### [REQUEST]
Repeat the listing in full, preserving every character.

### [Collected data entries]
•••••
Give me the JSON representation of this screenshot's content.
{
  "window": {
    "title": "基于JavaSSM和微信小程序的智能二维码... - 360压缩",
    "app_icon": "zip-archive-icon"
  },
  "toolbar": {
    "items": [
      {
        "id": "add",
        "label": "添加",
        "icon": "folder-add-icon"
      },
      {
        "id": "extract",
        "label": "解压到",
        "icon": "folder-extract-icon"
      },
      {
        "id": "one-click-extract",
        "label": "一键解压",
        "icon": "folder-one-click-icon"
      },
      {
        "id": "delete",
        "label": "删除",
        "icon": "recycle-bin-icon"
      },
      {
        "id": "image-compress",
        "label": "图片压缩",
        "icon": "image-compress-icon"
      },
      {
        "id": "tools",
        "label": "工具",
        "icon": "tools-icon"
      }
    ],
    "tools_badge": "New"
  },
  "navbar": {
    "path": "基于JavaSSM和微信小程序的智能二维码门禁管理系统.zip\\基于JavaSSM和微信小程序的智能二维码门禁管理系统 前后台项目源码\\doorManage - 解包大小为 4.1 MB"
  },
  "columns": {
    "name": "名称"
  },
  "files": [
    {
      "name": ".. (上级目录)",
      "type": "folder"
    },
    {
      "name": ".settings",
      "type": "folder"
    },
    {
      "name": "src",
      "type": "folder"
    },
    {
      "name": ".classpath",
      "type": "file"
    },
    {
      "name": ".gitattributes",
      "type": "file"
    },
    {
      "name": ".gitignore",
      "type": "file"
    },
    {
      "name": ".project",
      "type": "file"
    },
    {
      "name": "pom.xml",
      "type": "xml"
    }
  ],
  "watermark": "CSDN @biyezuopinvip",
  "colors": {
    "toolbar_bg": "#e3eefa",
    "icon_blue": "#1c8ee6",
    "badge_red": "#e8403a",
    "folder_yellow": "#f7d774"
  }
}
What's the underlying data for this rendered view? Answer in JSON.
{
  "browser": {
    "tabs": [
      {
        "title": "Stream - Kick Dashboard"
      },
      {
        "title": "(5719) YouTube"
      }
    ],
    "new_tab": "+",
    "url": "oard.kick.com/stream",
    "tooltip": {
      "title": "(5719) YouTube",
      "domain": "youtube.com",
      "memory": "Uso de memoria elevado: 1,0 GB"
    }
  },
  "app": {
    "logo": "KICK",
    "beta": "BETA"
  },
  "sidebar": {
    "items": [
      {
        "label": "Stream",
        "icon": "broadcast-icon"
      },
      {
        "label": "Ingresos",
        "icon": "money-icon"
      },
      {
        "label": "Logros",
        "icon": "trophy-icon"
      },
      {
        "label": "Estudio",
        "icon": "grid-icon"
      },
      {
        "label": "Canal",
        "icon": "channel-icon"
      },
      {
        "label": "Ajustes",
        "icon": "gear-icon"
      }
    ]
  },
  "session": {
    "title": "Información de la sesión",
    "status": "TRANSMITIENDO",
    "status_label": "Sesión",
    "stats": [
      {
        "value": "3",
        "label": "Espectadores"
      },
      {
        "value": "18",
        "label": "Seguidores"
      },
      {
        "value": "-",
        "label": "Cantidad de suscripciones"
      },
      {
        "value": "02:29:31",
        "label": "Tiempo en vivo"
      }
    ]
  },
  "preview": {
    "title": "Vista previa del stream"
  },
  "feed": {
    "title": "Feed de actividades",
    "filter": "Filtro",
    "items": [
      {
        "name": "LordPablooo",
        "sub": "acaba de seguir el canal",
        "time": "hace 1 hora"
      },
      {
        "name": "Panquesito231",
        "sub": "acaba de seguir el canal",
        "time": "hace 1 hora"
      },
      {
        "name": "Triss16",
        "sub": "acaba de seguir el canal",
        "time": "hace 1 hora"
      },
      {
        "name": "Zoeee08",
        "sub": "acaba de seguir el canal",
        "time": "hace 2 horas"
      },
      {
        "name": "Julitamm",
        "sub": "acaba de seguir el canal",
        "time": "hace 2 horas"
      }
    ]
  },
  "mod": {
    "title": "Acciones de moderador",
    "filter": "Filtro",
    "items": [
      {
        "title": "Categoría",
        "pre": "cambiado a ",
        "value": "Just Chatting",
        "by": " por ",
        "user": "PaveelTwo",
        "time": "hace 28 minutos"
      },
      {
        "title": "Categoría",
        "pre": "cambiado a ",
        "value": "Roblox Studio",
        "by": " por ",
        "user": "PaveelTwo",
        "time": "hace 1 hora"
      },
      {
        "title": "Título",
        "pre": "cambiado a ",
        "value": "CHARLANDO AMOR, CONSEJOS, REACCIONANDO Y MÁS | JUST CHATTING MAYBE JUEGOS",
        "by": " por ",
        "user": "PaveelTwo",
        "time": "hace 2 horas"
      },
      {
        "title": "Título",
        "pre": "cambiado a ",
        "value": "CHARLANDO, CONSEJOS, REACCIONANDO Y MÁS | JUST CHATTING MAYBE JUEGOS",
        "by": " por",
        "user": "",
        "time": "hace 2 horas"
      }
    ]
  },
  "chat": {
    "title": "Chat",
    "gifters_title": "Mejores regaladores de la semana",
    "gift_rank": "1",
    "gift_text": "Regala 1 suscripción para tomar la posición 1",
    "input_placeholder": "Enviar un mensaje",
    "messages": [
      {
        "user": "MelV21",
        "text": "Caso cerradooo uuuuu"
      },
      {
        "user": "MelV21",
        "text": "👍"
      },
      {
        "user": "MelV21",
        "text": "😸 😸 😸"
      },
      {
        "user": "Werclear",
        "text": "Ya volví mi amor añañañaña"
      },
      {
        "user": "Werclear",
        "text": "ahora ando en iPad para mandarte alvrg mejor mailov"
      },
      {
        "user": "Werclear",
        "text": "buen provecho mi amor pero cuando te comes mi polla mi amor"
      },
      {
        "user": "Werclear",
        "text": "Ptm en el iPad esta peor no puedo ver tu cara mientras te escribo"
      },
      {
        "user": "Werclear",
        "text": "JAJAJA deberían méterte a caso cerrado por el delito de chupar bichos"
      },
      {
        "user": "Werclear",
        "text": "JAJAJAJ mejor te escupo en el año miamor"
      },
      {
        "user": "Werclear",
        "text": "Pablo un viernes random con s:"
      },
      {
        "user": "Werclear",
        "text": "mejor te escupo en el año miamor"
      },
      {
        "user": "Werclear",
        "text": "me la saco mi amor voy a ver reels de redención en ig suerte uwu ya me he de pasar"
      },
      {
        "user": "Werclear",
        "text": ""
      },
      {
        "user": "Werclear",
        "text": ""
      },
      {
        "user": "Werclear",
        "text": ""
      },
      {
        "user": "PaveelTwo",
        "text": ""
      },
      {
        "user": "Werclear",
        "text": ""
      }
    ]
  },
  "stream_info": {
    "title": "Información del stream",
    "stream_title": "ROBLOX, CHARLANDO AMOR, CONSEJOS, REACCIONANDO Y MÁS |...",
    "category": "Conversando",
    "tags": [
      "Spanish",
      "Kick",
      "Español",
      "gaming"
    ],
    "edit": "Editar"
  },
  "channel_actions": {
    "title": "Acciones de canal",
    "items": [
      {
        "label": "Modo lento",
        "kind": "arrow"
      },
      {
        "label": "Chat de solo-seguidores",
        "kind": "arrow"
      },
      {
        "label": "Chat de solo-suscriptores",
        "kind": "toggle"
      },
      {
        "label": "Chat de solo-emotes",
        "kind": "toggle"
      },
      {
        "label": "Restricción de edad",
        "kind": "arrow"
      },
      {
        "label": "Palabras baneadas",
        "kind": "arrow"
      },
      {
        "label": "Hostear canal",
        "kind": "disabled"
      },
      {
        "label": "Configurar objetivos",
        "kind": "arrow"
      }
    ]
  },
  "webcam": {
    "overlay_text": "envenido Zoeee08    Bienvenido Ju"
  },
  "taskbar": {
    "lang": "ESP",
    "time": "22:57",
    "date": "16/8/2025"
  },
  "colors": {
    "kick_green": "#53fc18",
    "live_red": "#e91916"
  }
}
•••••
### [WRITTEN RESPONSE]
Give me the JSON representation of this screenshot's content.
{
  "window": {
    "title": "基于JavaSSM和微信小程序的智能二维码... - 360压缩",
    "app_icon": "zip-archive-icon"
  },
  "toolbar": {
    "items": [
      {
        "id": "add",
        "label": "添加",
        "icon": "folder-add-icon"
      },
      {
        "id": "extract",
        "label": "解压到",
        "icon": "folder-extract-icon"
      },
      {
        "id": "one-click-extract",
        "label": "一键解压",
        "icon": "folder-one-click-icon"
      },
      {
        "id": "delete",
        "label": "删除",
        "icon": "recycle-bin-icon"
      },
      {
        "id": "image-compress",
        "label": "图片压缩",
        "icon": "image-compress-icon"
      },
      {
        "id": "tools",
        "label": "工具",
        "icon": "tools-icon"
      }
    ],
    "tools_badge": "New"
  },
  "navbar": {
    "path": "基于JavaSSM和微信小程序的智能二维码门禁管理系统.zip\\基于JavaSSM和微信小程序的智能二维码门禁管理系统 前后台项目源码\\doorManage - 解包大小为 4.1 MB"
  },
  "columns": {
    "name": "名称"
  },
  "files": [
    {
      "name": ".. (上级目录)",
      "type": "folder"
    },
    {
      "name": ".settings",
      "type": "folder"
    },
    {
      "name": "src",
      "type": "folder"
    },
    {
      "name": ".classpath",
      "type": "file"
    },
    {
      "name": ".gitattributes",
      "type": "file"
    },
    {
      "name": ".gitignore",
      "type": "file"
    },
    {
      "name": ".project",
      "type": "file"
    },
    {
      "name": "pom.xml",
      "type": "xml"
    }
  ],
  "watermark": "CSDN @biyezuopinvip",
  "colors": {
    "toolbar_bg": "#e3eefa",
    "icon_blue": "#1c8ee6",
    "badge_red": "#e8403a",
    "folder_yellow": "#f7d774"
  }
}
What's the underlying data for this rendered view? Answer in JSON.
{
  "browser": {
    "tabs": [
      {
        "title": "Stream - Kick Dashboard"
      },
      {
        "title": "(5719) YouTube"
      }
    ],
    "new_tab": "+",
    "url": "oard.kick.com/stream",
    "tooltip": {
      "title": "(5719) YouTube",
      "domain": "youtube.com",
      "memory": "Uso de memoria elevado: 1,0 GB"
    }
  },
  "app": {
    "logo": "KICK",
    "beta": "BETA"
  },
  "sidebar": {
    "items": [
      {
        "label": "Stream",
        "icon": "broadcast-icon"
      },
      {
        "label": "Ingresos",
        "icon": "money-icon"
      },
      {
        "label": "Logros",
        "icon": "trophy-icon"
      },
      {
        "label": "Estudio",
        "icon": "grid-icon"
      },
      {
        "label": "Canal",
        "icon": "channel-icon"
      },
      {
        "label": "Ajustes",
        "icon": "gear-icon"
      }
    ]
  },
  "session": {
    "title": "Información de la sesión",
    "status": "TRANSMITIENDO",
    "status_label": "Sesión",
    "stats": [
      {
        "value": "3",
        "label": "Espectadores"
      },
      {
        "value": "18",
        "label": "Seguidores"
      },
      {
        "value": "-",
        "label": "Cantidad de suscripciones"
      },
      {
        "value": "02:29:31",
        "label": "Tiempo en vivo"
      }
    ]
  },
  "preview": {
    "title": "Vista previa del stream"
  },
  "feed": {
    "title": "Feed de actividades",
    "filter": "Filtro",
    "items": [
      {
        "name": "LordPablooo",
        "sub": "acaba de seguir el canal",
        "time": "hace 1 hora"
      },
      {
        "name": "Panquesito231",
        "sub": "acaba de seguir el canal",
        "time": "hace 1 hora"
      },
      {
        "name": "Triss16",
        "sub": "acaba de seguir el canal",
        "time": "hace 1 hora"
      },
      {
        "name": "Zoeee08",
        "sub": "acaba de seguir el canal",
        "time": "hace 2 horas"
      },
      {
        "name": "Julitamm",
        "sub": "acaba de seguir el canal",
        "time": "hace 2 horas"
      }
    ]
  },
  "mod": {
    "title": "Acciones de moderador",
    "filter": "Filtro",
    "items": [
      {
        "title": "Categoría",
        "pre": "cambiado a ",
        "value": "Just Chatting",
        "by": " por ",
        "user": "PaveelTwo",
        "time": "hace 28 minutos"
      },
      {
        "title": "Categoría",
        "pre": "cambiado a ",
        "value": "Roblox Studio",
        "by": " por ",
        "user": "PaveelTwo",
        "time": "hace 1 hora"
      },
      {
        "title": "Título",
        "pre": "cambiado a ",
        "value": "CHARLANDO AMOR, CONSEJOS, REACCIONANDO Y MÁS | JUST CHATTING MAYBE JUEGOS",
        "by": " por ",
        "user": "PaveelTwo",
        "time": "hace 2 horas"
      },
      {
        "title": "Título",
        "pre": "cambiado a ",
        "value": "CHARLANDO, CONSEJOS, REACCIONANDO Y MÁS | JUST CHATTING MAYBE JUEGOS",
        "by": " por",
        "user": "",
        "time": "hace 2 horas"
      }
    ]
  },
  "chat": {
    "title": "Chat",
    "gifters_title": "Mejores regaladores de la semana",
    "gift_rank": "1",
    "gift_text": "Regala 1 suscripción para tomar la posición 1",
    "input_placeholder": "Enviar un mensaje",
    "messages": [
      {
        "user": "MelV21",
        "text": "Caso cerradooo uuuuu"
      },
      {
        "user": "MelV21",
        "text": "👍"
      },
      {
        "user": "MelV21",
        "text": "😸 😸 😸"
      },
      {
        "user": "Werclear",
        "text": "Ya volví mi amor añañañaña"
      },
      {
        "user": "Werclear",
        "text": "ahora ando en iPad para mandarte alvrg mejor mailov"
      },
      {
        "user": "Werclear",
        "text": "buen provecho mi amor pero cuando te comes mi polla mi amor"
      },
      {
        "user": "Werclear",
        "text": "Ptm en el iPad esta peor no puedo ver tu cara mientras te escribo"
      },
      {
        "user": "Werclear",
        "text": "JAJAJA deberían méterte a caso cerrado por el delito de chupar bichos"
      },
      {
        "user": "Werclear",
        "text": "JAJAJAJ mejor te escupo en el año miamor"
      },
      {
        "user": "Werclear",
        "text": "Pablo un viernes random con s:"
      },
      {
        "user": "Werclear",
        "text": "mejor te escupo en el año miamor"
      },
      {
        "user": "Werclear",
        "text": "me la saco mi amor voy a ver reels de redención en ig suerte uwu ya me he de pasar"
      },
      {
        "user": "Werclear",
        "text": ""
      },
      {
        "user": "Werclear",
        "text": ""
      },
      {
        "user": "Werclear",
        "text": ""
      },
      {
        "user": "PaveelTwo",
        "text": ""
      },
      {
        "user": "Werclear",
        "text": ""
      }
    ]
  },
  "stream_info": {
    "title": "Información del stream",
    "stream_title": "ROBLOX, CHARLANDO AMOR, CONSEJOS, REACCIONANDO Y MÁS |...",
    "category": "Conversando",
    "tags": [
      "Spanish",
      "Kick",
      "Español",
      "gaming"
    ],
    "edit": "Editar"
  },
  "channel_actions": {
    "title": "Acciones de canal",
    "items": [
      {
        "label": "Modo lento",
        "kind": "arrow"
      },
      {
        "label": "Chat de solo-seguidores",
        "kind": "arrow"
      },
      {
        "label": "Chat de solo-suscriptores",
        "kind": "toggle"
      },
      {
        "label": "Chat de solo-emotes",
        "kind": "toggle"
      },
      {
        "label": "Restricción de edad",
        "kind": "arrow"
      },
      {
        "label": "Palabras baneadas",
        "kind": "arrow"
      },
      {
        "label": "Hostear canal",
        "kind": "disabled"
      },
      {
        "label": "Configurar objetivos",
        "kind": "arrow"
      }
    ]
  },
  "webcam": {
    "overlay_text": "envenido Zoeee08    Bienvenido Ju"
  },
  "taskbar": {
    "lang": "ESP",
    "time": "22:57",
    "date": "16/8/2025"
  },
  "colors": {
    "kick_green": "#53fc18",
    "live_red": "#e91916"
  }
}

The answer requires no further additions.